Begin THE INPUT
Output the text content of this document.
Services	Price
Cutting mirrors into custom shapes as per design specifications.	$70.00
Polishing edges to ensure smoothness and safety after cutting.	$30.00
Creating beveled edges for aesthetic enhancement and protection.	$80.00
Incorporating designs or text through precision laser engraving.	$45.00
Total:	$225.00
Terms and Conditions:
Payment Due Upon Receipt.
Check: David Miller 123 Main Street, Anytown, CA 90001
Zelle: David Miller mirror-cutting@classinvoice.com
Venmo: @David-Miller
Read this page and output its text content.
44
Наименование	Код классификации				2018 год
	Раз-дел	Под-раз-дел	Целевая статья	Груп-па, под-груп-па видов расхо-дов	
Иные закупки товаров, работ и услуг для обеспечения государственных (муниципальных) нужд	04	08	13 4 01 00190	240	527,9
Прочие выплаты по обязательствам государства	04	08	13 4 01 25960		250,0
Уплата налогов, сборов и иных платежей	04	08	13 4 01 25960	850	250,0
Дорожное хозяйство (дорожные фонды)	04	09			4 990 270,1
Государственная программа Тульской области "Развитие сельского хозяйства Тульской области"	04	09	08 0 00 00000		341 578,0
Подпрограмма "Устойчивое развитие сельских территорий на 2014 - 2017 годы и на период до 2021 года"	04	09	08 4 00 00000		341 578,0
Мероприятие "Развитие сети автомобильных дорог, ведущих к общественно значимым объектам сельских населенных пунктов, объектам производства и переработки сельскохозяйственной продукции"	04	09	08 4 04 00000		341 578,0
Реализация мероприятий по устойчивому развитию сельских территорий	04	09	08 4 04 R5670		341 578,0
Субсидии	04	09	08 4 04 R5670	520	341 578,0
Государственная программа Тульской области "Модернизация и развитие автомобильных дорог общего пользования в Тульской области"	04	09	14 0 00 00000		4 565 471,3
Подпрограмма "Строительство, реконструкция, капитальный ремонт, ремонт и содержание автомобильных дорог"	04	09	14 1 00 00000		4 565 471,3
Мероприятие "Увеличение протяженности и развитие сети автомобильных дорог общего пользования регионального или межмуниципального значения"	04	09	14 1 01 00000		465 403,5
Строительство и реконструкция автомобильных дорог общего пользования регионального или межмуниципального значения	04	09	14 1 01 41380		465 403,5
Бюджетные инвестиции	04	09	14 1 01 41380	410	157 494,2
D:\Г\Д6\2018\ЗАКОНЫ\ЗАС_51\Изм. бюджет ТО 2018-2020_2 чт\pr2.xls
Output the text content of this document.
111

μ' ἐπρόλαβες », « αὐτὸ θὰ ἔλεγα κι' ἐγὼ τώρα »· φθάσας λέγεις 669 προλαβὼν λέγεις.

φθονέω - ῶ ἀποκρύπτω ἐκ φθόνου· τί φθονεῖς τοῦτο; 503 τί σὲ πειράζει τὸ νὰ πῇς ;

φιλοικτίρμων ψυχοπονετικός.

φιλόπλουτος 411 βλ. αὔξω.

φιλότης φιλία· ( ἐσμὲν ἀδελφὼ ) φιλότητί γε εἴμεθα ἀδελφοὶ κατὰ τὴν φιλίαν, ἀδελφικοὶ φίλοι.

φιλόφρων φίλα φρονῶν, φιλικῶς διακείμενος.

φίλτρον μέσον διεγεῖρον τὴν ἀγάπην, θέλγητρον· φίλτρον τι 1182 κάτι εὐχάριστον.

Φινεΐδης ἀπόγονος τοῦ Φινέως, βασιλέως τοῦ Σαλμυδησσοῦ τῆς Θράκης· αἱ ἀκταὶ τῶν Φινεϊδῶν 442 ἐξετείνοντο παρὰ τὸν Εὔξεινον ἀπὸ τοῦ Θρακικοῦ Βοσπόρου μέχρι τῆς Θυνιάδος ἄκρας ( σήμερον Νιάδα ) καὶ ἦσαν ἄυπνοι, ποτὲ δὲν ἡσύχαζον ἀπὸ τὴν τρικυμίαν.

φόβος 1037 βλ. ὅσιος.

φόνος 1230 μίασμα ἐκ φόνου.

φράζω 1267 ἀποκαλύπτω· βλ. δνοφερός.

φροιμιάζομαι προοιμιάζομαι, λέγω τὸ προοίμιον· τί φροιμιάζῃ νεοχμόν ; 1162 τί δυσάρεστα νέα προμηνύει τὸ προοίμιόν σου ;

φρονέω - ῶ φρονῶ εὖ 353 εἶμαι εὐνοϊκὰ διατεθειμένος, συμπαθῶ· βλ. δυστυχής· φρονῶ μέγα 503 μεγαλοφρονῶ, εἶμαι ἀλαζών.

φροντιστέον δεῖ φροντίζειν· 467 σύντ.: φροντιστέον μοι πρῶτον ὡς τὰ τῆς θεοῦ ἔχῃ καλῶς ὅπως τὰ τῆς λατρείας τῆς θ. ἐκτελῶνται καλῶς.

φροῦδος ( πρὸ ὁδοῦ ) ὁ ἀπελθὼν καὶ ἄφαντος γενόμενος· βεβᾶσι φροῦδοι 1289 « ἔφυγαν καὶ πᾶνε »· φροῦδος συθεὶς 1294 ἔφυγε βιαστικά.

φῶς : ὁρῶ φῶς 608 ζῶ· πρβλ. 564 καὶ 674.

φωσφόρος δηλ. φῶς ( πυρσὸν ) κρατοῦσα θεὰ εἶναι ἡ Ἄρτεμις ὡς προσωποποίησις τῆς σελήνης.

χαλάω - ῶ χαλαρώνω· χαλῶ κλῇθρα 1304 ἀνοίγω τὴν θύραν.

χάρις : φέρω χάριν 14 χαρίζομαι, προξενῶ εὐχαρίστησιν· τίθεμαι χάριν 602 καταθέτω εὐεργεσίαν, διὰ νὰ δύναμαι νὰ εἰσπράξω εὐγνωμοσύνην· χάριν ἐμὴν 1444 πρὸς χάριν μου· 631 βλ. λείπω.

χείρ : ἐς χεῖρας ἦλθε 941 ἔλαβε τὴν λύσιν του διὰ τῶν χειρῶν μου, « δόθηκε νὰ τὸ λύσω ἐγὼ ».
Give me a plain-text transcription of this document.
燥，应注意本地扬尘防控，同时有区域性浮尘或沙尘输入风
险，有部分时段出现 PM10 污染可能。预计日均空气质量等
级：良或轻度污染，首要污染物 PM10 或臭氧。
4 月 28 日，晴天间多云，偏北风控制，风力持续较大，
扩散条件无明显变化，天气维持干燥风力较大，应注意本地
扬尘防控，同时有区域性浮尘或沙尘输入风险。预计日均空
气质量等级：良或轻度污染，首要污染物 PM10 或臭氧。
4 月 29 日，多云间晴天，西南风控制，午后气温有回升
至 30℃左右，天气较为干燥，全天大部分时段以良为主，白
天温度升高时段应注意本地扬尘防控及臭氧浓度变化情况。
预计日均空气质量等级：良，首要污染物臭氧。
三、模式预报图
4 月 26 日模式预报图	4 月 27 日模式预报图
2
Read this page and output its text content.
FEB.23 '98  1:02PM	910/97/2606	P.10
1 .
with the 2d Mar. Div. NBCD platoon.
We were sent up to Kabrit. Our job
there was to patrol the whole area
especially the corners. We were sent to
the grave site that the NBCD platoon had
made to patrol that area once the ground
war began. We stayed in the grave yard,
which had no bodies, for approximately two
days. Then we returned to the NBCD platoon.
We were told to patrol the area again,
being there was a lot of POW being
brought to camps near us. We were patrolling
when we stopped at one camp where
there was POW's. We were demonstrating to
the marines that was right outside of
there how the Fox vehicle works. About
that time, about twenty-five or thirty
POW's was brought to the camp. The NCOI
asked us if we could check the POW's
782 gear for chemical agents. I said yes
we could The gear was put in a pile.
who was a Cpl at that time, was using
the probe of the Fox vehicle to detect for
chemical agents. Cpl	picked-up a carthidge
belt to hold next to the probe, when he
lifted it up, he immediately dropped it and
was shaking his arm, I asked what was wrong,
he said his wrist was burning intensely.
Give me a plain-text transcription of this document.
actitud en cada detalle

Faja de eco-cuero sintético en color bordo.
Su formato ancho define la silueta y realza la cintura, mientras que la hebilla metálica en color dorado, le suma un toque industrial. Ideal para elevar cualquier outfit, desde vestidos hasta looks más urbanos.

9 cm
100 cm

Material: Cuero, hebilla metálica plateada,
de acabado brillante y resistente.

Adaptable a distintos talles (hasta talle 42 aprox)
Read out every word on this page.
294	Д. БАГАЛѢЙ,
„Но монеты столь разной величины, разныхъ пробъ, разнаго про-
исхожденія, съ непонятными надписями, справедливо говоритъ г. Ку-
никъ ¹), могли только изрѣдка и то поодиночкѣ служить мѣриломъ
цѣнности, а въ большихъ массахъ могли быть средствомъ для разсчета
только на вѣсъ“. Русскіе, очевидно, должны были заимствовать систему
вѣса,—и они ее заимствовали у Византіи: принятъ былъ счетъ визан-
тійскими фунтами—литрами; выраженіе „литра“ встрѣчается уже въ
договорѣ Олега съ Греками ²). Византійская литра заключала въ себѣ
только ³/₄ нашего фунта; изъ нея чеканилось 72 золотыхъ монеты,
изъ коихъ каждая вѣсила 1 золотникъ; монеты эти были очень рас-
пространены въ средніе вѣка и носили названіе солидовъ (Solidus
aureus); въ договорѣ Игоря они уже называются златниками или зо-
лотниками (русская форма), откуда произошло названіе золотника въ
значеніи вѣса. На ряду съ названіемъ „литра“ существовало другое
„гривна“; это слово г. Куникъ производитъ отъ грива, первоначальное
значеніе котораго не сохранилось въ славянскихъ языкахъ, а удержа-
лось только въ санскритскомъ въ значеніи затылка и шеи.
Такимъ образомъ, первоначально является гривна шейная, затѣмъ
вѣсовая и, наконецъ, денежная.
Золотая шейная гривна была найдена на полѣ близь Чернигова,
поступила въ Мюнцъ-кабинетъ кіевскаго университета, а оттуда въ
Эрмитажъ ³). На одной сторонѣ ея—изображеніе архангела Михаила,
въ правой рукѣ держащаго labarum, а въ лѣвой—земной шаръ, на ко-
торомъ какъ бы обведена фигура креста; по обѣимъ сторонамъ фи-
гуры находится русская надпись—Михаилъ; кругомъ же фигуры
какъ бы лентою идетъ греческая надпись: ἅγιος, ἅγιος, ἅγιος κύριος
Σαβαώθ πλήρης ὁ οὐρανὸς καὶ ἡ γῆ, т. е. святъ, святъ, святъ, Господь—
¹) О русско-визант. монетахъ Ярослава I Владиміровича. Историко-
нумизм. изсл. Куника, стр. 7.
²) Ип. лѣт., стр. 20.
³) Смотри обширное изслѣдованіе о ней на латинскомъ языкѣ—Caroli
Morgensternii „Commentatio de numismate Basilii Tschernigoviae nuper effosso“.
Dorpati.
End THE INPUT
Reproduce each line of the entries in which the word "NBCD" is found.

* _OUTPUT FOR THIS EXERCISE_
with the 2d Mar. Div. NBCD platoon.
the grave site that the NBCD platoon had
days. Then we returned to the NBCD platoon.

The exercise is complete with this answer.